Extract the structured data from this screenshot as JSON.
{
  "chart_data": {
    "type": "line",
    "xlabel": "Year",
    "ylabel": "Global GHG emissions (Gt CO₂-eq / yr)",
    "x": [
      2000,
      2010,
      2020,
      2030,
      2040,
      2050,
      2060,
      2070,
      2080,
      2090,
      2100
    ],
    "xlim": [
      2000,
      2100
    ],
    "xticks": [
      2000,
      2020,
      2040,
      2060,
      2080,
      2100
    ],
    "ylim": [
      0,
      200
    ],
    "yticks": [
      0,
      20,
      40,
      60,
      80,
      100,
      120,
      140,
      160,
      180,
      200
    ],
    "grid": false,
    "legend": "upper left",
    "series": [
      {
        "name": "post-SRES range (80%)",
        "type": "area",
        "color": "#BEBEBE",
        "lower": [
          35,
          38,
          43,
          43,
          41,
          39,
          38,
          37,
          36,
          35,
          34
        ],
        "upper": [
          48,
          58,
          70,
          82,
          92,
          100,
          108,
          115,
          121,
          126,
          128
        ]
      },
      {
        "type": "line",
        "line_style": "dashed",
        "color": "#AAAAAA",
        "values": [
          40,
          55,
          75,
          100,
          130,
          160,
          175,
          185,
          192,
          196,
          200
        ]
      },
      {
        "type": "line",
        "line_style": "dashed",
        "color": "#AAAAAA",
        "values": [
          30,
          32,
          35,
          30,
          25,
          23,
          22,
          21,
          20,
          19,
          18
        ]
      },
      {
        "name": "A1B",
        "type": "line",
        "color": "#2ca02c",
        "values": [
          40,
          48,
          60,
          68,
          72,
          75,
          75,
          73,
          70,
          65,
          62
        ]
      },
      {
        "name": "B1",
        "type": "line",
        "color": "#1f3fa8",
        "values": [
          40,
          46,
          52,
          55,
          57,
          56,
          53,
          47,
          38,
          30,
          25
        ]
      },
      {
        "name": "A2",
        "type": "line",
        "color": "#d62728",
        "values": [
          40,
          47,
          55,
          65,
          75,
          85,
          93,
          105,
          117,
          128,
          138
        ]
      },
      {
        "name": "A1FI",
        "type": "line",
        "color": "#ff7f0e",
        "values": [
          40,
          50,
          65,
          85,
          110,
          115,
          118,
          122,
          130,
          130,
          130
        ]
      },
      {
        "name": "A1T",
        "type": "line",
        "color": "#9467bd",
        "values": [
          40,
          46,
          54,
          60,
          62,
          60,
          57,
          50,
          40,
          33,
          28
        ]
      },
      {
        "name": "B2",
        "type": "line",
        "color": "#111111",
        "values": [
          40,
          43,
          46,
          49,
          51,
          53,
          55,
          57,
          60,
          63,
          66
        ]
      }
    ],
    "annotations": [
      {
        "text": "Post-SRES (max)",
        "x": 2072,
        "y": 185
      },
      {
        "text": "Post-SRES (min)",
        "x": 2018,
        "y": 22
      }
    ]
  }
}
※ ※ ※
(REQUIRED WORK)
Repeat the records exactly, including every line.

(CORRECT OUTPUT)
Extract the structured data from this screenshot as JSON.
{
  "chart_data": {
    "type": "line",
    "xlabel": "Year",
    "ylabel": "Global GHG emissions (Gt CO₂-eq / yr)",
    "x": [
      2000,
      2010,
      2020,
      2030,
      2040,
      2050,
      2060,
      2070,
      2080,
      2090,
      2100
    ],
    "xlim": [
      2000,
      2100
    ],
    "xticks": [
      2000,
      2020,
      2040,
      2060,
      2080,
      2100
    ],
    "ylim": [
      0,
      200
    ],
    "yticks": [
      0,
      20,
      40,
      60,
      80,
      100,
      120,
      140,
      160,
      180,
      200
    ],
    "grid": false,
    "legend": "upper left",
    "series": [
      {
        "name": "post-SRES range (80%)",
        "type": "area",
        "color": "#BEBEBE",
        "lower": [
          35,
          38,
          43,
          43,
          41,
          39,
          38,
          37,
          36,
          35,
          34
        ],
        "upper": [
          48,
          58,
          70,
          82,
          92,
          100,
          108,
          115,
          121,
          126,
          128
        ]
      },
      {
        "type": "line",
        "line_style": "dashed",
        "color": "#AAAAAA",
        "values": [
          40,
          55,
          75,
          100,
          130,
          160,
          175,
          185,
          192,
          196,
          200
        ]
      },
      {
        "type": "line",
        "line_style": "dashed",
        "color": "#AAAAAA",
        "values": [
          30,
          32,
          35,
          30,
          25,
          23,
          22,
          21,
          20,
          19,
          18
        ]
      },
      {
        "name": "A1B",
        "type": "line",
        "color": "#2ca02c",
        "values": [
          40,
          48,
          60,
          68,
          72,
          75,
          75,
          73,
          70,
          65,
          62
        ]
      },
      {
        "name": "B1",
        "type": "line",
        "color": "#1f3fa8",
        "values": [
          40,
          46,
          52,
          55,
          57,
          56,
          53,
          47,
          38,
          30,
          25
        ]
      },
      {
        "name": "A2",
        "type": "line",
        "color": "#d62728",
        "values": [
          40,
          47,
          55,
          65,
          75,
          85,
          93,
          105,
          117,
          128,
          138
        ]
      },
      {
        "name": "A1FI",
        "type": "line",
        "color": "#ff7f0e",
        "values": [
          40,
          50,
          65,
          85,
          110,
          115,
          118,
          122,
          130,
          130,
          130
        ]
      },
      {
        "name": "A1T",
        "type": "line",
        "color": "#9467bd",
        "values": [
          40,
          46,
          54,
          60,
          62,
          60,
          57,
          50,
          40,
          33,
          28
        ]
      },
      {
        "name": "B2",
        "type": "line",
        "color": "#111111",
        "values": [
          40,
          43,
          46,
          49,
          51,
          53,
          55,
          57,
          60,
          63,
          66
        ]
      }
    ],
    "annotations": [
      {
        "text": "Post-SRES (max)",
        "x": 2072,
        "y": 185
      },
      {
        "text": "Post-SRES (min)",
        "x": 2018,
        "y": 22
      }
    ]
  }
}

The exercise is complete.